Print all the data, keeping every line exactly as it is.
──────── SUPPLIED MATERIAL
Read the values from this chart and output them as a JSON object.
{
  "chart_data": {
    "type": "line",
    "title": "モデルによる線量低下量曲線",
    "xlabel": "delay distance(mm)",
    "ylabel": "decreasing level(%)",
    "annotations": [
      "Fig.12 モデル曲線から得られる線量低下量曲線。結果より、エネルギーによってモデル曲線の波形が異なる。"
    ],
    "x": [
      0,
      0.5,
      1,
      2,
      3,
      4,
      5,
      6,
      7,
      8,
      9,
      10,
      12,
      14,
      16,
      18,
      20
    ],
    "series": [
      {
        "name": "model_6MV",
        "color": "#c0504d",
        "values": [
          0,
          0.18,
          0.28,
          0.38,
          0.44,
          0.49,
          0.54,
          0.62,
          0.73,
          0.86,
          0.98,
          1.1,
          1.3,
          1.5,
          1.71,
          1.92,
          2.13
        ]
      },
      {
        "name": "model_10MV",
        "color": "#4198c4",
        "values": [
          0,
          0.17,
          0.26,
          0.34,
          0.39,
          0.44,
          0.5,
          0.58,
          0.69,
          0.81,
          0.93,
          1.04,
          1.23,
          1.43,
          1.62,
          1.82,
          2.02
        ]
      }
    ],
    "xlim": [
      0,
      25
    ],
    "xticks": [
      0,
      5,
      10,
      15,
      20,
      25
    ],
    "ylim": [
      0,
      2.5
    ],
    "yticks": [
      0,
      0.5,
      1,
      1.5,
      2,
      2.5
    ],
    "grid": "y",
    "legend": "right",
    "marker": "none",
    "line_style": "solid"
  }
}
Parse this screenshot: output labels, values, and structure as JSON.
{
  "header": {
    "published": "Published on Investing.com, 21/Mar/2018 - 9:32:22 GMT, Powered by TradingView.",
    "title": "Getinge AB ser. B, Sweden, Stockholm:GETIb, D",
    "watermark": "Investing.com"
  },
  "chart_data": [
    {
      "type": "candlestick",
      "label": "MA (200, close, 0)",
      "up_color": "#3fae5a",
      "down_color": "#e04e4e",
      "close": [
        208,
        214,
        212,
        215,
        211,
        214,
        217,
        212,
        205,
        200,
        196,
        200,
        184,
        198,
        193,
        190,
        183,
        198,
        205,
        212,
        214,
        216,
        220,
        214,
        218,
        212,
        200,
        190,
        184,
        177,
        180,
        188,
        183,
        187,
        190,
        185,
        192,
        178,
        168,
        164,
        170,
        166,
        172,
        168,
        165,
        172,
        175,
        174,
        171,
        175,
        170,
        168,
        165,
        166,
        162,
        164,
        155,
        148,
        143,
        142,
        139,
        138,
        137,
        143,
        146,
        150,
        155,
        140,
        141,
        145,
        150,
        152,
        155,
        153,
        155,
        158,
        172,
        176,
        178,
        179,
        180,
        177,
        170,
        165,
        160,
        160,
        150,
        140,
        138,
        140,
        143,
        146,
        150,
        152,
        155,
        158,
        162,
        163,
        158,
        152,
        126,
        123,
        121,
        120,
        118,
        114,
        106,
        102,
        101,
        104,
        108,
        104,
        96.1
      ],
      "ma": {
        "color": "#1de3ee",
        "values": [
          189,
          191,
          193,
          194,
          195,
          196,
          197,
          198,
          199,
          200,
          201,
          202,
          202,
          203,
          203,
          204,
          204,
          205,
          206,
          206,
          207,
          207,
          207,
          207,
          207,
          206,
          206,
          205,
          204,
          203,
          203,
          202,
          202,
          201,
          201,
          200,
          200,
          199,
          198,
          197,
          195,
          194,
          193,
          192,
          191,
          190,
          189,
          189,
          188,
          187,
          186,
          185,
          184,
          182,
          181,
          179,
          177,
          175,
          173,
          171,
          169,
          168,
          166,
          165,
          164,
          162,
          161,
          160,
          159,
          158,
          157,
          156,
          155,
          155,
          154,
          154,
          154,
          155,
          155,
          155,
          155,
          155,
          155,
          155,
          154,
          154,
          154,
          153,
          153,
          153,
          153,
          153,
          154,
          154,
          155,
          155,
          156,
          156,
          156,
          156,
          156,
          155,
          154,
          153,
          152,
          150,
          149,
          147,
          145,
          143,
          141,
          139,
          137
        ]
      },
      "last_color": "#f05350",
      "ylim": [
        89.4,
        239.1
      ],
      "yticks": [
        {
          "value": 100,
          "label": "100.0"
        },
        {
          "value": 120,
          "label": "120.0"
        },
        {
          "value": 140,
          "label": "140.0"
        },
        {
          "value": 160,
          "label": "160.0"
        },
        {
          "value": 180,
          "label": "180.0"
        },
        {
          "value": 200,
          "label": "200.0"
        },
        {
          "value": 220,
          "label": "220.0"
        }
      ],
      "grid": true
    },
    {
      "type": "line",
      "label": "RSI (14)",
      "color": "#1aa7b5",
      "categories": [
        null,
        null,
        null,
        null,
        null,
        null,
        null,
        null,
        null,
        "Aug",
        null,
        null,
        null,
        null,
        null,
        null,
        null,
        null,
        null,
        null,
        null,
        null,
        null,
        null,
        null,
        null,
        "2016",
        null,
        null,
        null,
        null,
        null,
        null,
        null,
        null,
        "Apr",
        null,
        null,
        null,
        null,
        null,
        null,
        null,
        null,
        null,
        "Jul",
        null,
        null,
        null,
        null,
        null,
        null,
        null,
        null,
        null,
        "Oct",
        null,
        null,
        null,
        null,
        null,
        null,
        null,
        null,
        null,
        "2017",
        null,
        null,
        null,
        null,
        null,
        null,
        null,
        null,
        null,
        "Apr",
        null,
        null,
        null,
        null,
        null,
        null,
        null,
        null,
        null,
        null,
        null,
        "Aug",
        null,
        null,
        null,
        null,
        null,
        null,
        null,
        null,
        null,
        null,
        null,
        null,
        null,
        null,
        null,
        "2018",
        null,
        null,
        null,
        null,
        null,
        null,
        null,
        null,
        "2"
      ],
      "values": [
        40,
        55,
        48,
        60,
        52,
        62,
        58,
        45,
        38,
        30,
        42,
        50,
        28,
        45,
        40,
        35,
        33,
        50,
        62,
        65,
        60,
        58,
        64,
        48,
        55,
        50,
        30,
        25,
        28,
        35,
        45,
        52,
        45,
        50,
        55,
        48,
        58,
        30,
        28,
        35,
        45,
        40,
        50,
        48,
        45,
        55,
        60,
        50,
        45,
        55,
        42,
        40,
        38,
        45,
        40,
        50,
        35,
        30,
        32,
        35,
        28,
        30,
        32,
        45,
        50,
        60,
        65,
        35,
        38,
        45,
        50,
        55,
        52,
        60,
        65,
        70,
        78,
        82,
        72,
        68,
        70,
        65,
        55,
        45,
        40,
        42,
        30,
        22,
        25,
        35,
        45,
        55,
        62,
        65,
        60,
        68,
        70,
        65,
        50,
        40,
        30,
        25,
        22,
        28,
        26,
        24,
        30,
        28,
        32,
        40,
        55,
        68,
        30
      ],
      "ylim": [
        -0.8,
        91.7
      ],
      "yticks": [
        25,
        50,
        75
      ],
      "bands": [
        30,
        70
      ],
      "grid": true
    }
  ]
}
────────────────
OUTPUT OF THE TASK:
Read the values from this chart and output them as a JSON object.
{
  "chart_data": {
    "type": "line",
    "title": "モデルによる線量低下量曲線",
    "xlabel": "delay distance(mm)",
    "ylabel": "decreasing level(%)",
    "annotations": [
      "Fig.12 モデル曲線から得られる線量低下量曲線。結果より、エネルギーによってモデル曲線の波形が異なる。"
    ],
    "x": [
      0,
      0.5,
      1,
      2,
      3,
      4,
      5,
      6,
      7,
      8,
      9,
      10,
      12,
      14,
      16,
      18,
      20
    ],
    "series": [
      {
        "name": "model_6MV",
        "color": "#c0504d",
        "values": [
          0,
          0.18,
          0.28,
          0.38,
          0.44,
          0.49,
          0.54,
          0.62,
          0.73,
          0.86,
          0.98,
          1.1,
          1.3,
          1.5,
          1.71,
          1.92,
          2.13
        ]
      },
      {
        "name": "model_10MV",
        "color": "#4198c4",
        "values": [
          0,
          0.17,
          0.26,
          0.34,
          0.39,
          0.44,
          0.5,
          0.58,
          0.69,
          0.81,
          0.93,
          1.04,
          1.23,
          1.43,
          1.62,
          1.82,
          2.02
        ]
      }
    ],
    "xlim": [
      0,
      25
    ],
    "xticks": [
      0,
      5,
      10,
      15,
      20,
      25
    ],
    "ylim": [
      0,
      2.5
    ],
    "yticks": [
      0,
      0.5,
      1,
      1.5,
      2,
      2.5
    ],
    "grid": "y",
    "legend": "right",
    "marker": "none",
    "line_style": "solid"
  }
}
Parse this screenshot: output labels, values, and structure as JSON.
{
  "header": {
    "published": "Published on Investing.com, 21/Mar/2018 - 9:32:22 GMT, Powered by TradingView.",
    "title": "Getinge AB ser. B, Sweden, Stockholm:GETIb, D",
    "watermark": "Investing.com"
  },
  "chart_data": [
    {
      "type": "candlestick",
      "label": "MA (200, close, 0)",
      "up_color": "#3fae5a",
      "down_color": "#e04e4e",
      "close": [
        208,
        214,
        212,
        215,
        211,
        214,
        217,
        212,
        205,
        200,
        196,
        200,
        184,
        198,
        193,
        190,
        183,
        198,
        205,
        212,
        214,
        216,
        220,
        214,
        218,
        212,
        200,
        190,
        184,
        177,
        180,
        188,
        183,
        187,
        190,
        185,
        192,
        178,
        168,
        164,
        170,
        166,
        172,
        168,
        165,
        172,
        175,
        174,
        171,
        175,
        170,
        168,
        165,
        166,
        162,
        164,
        155,
        148,
        143,
        142,
        139,
        138,
        137,
        143,
        146,
        150,
        155,
        140,
        141,
        145,
        150,
        152,
        155,
        153,
        155,
        158,
        172,
        176,
        178,
        179,
        180,
        177,
        170,
        165,
        160,
        160,
        150,
        140,
        138,
        140,
        143,
        146,
        150,
        152,
        155,
        158,
        162,
        163,
        158,
        152,
        126,
        123,
        121,
        120,
        118,
        114,
        106,
        102,
        101,
        104,
        108,
        104,
        96.1
      ],
      "ma": {
        "color": "#1de3ee",
        "values": [
          189,
          191,
          193,
          194,
          195,
          196,
          197,
          198,
          199,
          200,
          201,
          202,
          202,
          203,
          203,
          204,
          204,
          205,
          206,
          206,
          207,
          207,
          207,
          207,
          207,
          206,
          206,
          205,
          204,
          203,
          203,
          202,
          202,
          201,
          201,
          200,
          200,
          199,
          198,
          197,
          195,
          194,
          193,
          192,
          191,
          190,
          189,
          189,
          188,
          187,
          186,
          185,
          184,
          182,
          181,
          179,
          177,
          175,
          173,
          171,
          169,
          168,
          166,
          165,
          164,
          162,
          161,
          160,
          159,
          158,
          157,
          156,
          155,
          155,
          154,
          154,
          154,
          155,
          155,
          155,
          155,
          155,
          155,
          155,
          154,
          154,
          154,
          153,
          153,
          153,
          153,
          153,
          154,
          154,
          155,
          155,
          156,
          156,
          156,
          156,
          156,
          155,
          154,
          153,
          152,
          150,
          149,
          147,
          145,
          143,
          141,
          139,
          137
        ]
      },
      "last_color": "#f05350",
      "ylim": [
        89.4,
        239.1
      ],
      "yticks": [
        {
          "value": 100,
          "label": "100.0"
        },
        {
          "value": 120,
          "label": "120.0"
        },
        {
          "value": 140,
          "label": "140.0"
        },
        {
          "value": 160,
          "label": "160.0"
        },
        {
          "value": 180,
          "label": "180.0"
        },
        {
          "value": 200,
          "label": "200.0"
        },
        {
          "value": 220,
          "label": "220.0"
        }
      ],
      "grid": true
    },
    {
      "type": "line",
      "label": "RSI (14)",
      "color": "#1aa7b5",
      "categories": [
        null,
        null,
        null,
        null,
        null,
        null,
        null,
        null,
        null,
        "Aug",
        null,
        null,
        null,
        null,
        null,
        null,
        null,
        null,
        null,
        null,
        null,
        null,
        null,
        null,
        null,
        null,
        "2016",
        null,
        null,
        null,
        null,
        null,
        null,
        null,
        null,
        "Apr",
        null,
        null,
        null,
        null,
        null,
        null,
        null,
        null,
        null,
        "Jul",
        null,
        null,
        null,
        null,
        null,
        null,
        null,
        null,
        null,
        "Oct",
        null,
        null,
        null,
        null,
        null,
        null,
        null,
        null,
        null,
        "2017",
        null,
        null,
        null,
        null,
        null,
        null,
        null,
        null,
        null,
        "Apr",
        null,
        null,
        null,
        null,
        null,
        null,
        null,
        null,
        null,
        null,
        null,
        "Aug",
        null,
        null,
        null,
        null,
        null,
        null,
        null,
        null,
        null,
        null,
        null,
        null,
        null,
        null,
        null,
        "2018",
        null,
        null,
        null,
        null,
        null,
        null,
        null,
        null,
        "2"
      ],
      "values": [
        40,
        55,
        48,
        60,
        52,
        62,
        58,
        45,
        38,
        30,
        42,
        50,
        28,
        45,
        40,
        35,
        33,
        50,
        62,
        65,
        60,
        58,
        64,
        48,
        55,
        50,
        30,
        25,
        28,
        35,
        45,
        52,
        45,
        50,
        55,
        48,
        58,
        30,
        28,
        35,
        45,
        40,
        50,
        48,
        45,
        55,
        60,
        50,
        45,
        55,
        42,
        40,
        38,
        45,
        40,
        50,
        35,
        30,
        32,
        35,
        28,
        30,
        32,
        45,
        50,
        60,
        65,
        35,
        38,
        45,
        50,
        55,
        52,
        60,
        65,
        70,
        78,
        82,
        72,
        68,
        70,
        65,
        55,
        45,
        40,
        42,
        30,
        22,
        25,
        35,
        45,
        55,
        62,
        65,
        60,
        68,
        70,
        65,
        50,
        40,
        30,
        25,
        22,
        28,
        26,
        24,
        30,
        28,
        32,
        40,
        55,
        68,
        30
      ],
      "ylim": [
        -0.8,
        91.7
      ],
      "yticks": [
        25,
        50,
        75
      ],
      "bands": [
        30,
        70
      ],
      "grid": true
    }
  ]
}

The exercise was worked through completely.